Stored entries:
-------

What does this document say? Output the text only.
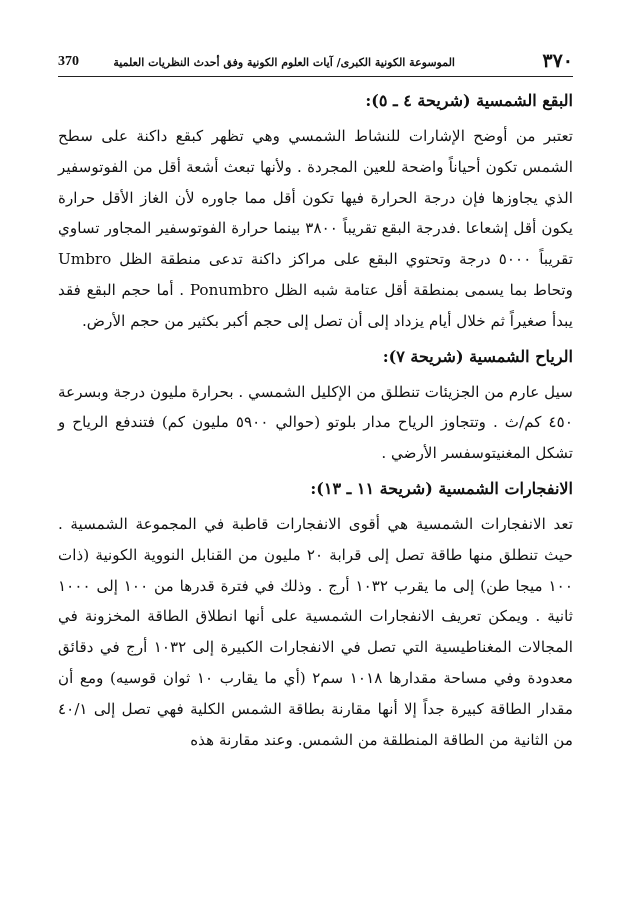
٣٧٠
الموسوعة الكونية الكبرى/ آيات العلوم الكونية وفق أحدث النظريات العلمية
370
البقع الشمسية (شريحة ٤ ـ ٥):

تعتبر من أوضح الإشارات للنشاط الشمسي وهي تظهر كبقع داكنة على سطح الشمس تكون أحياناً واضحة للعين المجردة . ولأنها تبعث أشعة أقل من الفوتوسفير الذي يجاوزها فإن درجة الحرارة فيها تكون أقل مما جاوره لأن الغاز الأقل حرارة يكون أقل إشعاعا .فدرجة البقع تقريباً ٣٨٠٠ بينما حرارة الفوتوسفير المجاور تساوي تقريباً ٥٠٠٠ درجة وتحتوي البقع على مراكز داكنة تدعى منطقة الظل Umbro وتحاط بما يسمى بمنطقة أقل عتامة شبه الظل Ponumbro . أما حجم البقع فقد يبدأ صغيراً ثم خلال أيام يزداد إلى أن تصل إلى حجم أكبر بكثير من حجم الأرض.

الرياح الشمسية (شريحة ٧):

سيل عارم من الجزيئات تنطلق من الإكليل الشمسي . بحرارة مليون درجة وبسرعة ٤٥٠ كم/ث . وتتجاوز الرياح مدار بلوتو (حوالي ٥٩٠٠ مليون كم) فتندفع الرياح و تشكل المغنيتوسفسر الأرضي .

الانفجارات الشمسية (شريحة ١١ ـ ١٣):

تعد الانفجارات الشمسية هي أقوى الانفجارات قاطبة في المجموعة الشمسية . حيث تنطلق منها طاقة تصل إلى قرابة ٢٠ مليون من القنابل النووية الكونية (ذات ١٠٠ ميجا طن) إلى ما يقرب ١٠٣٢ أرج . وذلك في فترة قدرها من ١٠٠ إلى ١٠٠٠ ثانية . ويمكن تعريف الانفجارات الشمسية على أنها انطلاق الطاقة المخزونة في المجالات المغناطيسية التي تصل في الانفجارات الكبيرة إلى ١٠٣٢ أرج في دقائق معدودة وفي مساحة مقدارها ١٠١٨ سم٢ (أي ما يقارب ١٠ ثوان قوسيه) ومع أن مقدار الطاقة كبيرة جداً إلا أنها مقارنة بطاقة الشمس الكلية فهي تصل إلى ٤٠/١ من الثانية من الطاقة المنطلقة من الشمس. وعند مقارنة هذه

-------

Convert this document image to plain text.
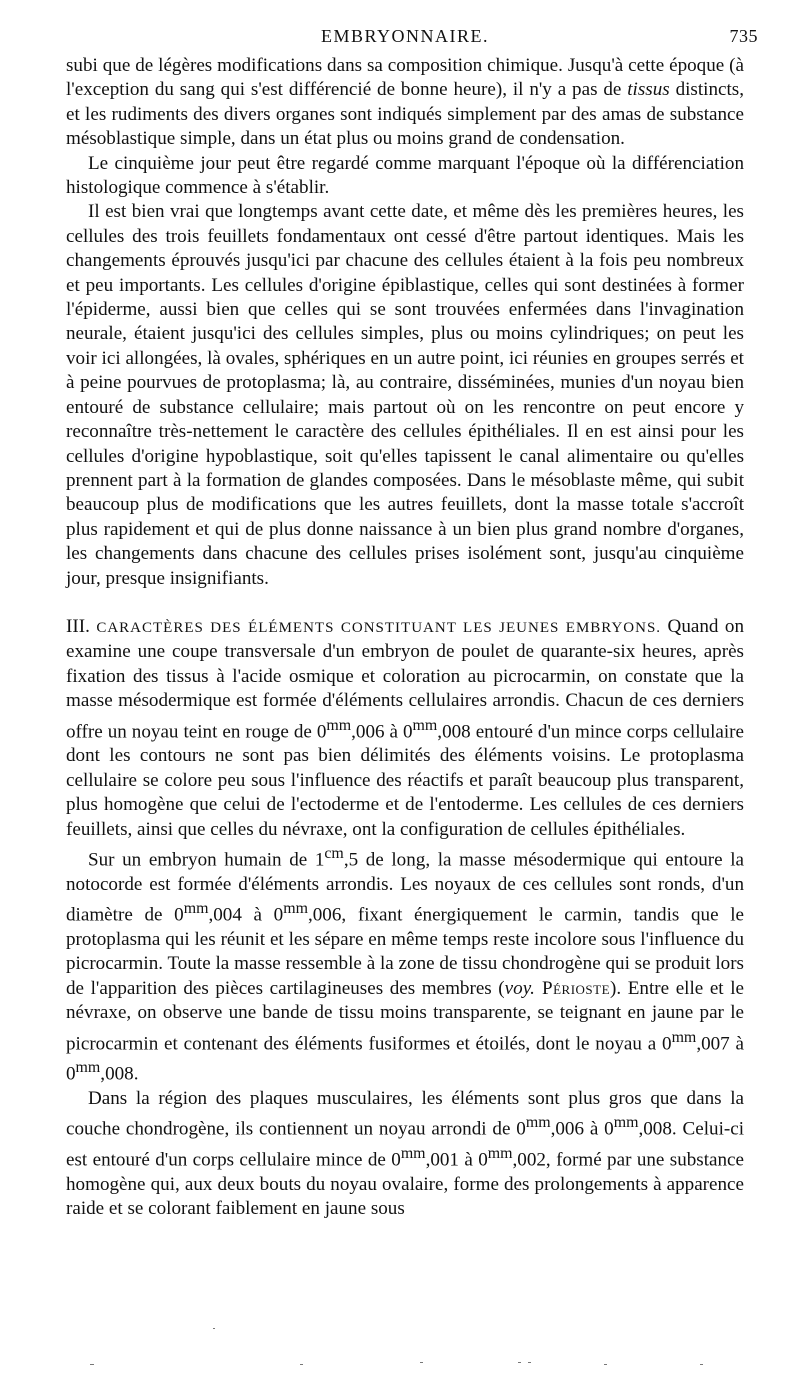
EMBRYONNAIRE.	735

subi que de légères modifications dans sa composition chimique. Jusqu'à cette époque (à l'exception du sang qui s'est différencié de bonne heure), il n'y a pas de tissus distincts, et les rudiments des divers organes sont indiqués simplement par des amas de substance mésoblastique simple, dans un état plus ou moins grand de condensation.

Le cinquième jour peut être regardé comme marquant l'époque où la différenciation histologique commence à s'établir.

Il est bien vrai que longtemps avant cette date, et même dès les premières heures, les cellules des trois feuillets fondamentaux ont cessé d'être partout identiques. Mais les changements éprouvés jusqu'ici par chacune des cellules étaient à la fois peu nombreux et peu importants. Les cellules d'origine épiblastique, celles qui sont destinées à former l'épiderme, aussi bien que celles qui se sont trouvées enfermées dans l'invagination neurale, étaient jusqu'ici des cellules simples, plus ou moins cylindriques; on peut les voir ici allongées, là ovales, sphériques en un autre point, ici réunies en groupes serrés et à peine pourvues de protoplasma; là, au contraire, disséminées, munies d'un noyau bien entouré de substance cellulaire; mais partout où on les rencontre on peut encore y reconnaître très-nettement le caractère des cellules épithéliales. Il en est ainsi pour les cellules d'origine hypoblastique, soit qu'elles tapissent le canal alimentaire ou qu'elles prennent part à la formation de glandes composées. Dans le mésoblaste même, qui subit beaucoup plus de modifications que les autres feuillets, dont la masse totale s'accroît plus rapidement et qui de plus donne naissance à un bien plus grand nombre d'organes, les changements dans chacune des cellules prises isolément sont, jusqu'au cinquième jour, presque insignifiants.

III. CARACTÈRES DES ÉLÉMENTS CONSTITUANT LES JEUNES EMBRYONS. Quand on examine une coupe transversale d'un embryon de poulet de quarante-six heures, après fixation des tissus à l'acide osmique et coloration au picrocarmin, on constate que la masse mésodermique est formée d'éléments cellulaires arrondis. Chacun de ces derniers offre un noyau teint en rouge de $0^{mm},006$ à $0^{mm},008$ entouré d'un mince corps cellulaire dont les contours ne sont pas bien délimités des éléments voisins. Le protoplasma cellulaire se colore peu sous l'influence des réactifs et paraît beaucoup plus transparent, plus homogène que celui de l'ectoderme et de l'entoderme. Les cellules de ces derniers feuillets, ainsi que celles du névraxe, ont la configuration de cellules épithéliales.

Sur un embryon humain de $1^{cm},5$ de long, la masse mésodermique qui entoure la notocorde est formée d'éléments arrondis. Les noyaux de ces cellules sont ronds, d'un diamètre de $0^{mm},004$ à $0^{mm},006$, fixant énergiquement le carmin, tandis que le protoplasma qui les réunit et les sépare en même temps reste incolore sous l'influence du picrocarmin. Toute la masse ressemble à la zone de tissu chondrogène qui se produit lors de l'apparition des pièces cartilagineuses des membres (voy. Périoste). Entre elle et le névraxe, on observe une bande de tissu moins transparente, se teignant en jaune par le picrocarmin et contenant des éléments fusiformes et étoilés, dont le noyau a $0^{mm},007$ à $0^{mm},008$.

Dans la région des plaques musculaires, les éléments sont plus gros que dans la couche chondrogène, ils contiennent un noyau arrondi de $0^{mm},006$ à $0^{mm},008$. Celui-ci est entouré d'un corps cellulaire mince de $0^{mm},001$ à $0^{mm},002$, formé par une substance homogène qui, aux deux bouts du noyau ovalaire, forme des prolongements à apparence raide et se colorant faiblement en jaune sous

-------

[Goal of the exercise] From the listing above, pick out each line where the word "this" appears.

[Solution]
What does this document say? Output the text only.
Convert this document image to plain text.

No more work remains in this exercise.